▶ **Exercise requirements**
Using the material below, copy every line where "turned" appears.

▶ **Collected data entries**
+-------+

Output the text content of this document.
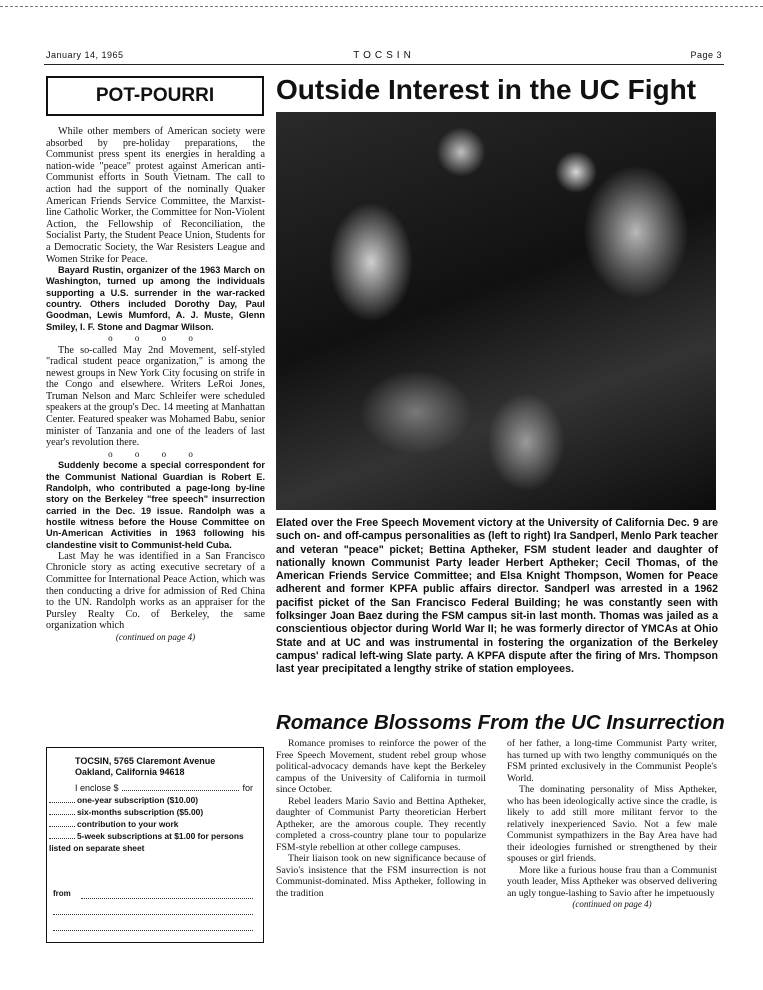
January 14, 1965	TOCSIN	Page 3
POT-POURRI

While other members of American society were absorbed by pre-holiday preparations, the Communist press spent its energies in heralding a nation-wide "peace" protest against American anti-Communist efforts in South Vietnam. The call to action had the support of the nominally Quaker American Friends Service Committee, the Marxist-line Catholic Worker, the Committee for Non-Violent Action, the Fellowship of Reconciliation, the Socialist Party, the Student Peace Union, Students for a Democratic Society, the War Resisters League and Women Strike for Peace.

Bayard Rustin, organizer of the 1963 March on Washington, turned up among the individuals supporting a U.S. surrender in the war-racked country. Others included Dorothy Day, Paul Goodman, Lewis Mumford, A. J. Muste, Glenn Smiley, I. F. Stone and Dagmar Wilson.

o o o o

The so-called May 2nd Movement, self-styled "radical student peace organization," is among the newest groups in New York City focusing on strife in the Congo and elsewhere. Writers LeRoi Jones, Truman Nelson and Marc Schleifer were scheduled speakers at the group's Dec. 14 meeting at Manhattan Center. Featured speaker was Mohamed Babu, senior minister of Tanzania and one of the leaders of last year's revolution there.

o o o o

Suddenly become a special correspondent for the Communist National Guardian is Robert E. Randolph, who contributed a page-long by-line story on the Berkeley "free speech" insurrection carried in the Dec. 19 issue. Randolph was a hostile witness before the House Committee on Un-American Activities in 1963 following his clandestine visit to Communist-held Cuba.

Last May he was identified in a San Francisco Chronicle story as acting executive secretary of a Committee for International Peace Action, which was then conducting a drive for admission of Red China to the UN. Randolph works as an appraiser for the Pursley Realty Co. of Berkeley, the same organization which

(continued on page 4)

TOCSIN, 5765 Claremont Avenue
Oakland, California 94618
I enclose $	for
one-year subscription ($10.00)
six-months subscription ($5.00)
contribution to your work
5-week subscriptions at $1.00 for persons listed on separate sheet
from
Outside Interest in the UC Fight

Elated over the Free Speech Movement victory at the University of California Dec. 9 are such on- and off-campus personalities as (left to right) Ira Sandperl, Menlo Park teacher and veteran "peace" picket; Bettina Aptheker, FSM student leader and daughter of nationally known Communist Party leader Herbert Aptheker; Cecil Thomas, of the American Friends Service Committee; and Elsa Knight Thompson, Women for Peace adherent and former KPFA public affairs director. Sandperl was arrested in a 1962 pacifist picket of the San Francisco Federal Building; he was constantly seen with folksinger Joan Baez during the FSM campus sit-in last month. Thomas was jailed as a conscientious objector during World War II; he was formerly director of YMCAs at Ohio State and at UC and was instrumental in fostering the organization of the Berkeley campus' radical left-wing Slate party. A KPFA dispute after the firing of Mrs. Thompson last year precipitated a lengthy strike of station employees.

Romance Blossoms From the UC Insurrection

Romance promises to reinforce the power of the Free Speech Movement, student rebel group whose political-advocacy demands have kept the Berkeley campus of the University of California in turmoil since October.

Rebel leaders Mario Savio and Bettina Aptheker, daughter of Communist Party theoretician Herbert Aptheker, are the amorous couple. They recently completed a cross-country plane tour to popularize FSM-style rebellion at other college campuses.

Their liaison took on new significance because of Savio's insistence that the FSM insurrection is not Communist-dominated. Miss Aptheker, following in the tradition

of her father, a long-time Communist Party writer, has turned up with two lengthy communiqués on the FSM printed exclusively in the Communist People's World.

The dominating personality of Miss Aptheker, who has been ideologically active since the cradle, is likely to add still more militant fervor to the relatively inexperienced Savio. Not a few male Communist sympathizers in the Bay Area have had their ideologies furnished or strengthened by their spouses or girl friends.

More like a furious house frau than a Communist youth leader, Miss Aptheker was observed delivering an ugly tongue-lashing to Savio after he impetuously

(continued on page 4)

+-------+

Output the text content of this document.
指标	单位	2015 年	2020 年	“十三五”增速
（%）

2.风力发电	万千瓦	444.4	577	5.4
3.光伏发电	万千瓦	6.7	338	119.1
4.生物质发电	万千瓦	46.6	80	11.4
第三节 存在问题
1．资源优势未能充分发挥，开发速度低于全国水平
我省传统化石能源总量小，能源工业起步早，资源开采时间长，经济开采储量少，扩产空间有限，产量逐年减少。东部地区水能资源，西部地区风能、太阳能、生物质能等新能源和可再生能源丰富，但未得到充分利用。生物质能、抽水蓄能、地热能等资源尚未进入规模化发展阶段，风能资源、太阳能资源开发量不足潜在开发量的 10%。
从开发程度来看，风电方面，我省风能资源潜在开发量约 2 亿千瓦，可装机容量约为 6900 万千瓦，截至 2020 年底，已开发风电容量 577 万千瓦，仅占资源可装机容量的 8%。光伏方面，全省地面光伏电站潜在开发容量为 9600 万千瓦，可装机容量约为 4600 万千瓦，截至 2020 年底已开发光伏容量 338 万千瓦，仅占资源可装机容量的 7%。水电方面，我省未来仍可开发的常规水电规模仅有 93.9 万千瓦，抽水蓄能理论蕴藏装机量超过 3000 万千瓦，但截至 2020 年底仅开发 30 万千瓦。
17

+-------+

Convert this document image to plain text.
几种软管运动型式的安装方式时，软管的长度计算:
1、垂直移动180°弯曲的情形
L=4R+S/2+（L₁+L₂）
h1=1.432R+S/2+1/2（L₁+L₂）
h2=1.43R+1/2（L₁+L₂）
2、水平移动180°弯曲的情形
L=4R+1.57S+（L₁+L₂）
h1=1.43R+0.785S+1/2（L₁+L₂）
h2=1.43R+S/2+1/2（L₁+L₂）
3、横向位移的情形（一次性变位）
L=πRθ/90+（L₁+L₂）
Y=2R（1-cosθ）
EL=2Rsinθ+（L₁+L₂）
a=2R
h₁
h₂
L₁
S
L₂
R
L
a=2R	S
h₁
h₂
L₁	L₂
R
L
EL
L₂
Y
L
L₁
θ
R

+-------+

▶ **Solution to this task**
Bayard Rustin, organizer of the 1963 March on Washington, turned up among the individuals supporting a U.S. surrender in the war-racked country. Others included Dorothy Day, Paul Goodman, Lewis Mumford, A. J. Muste, Glenn Smiley, I. F. Stone and Dagmar Wilson.
of her father, a long-time Communist Party writer, has turned up with two lengthy communiqués on the FSM printed exclusively in the Communist People's World.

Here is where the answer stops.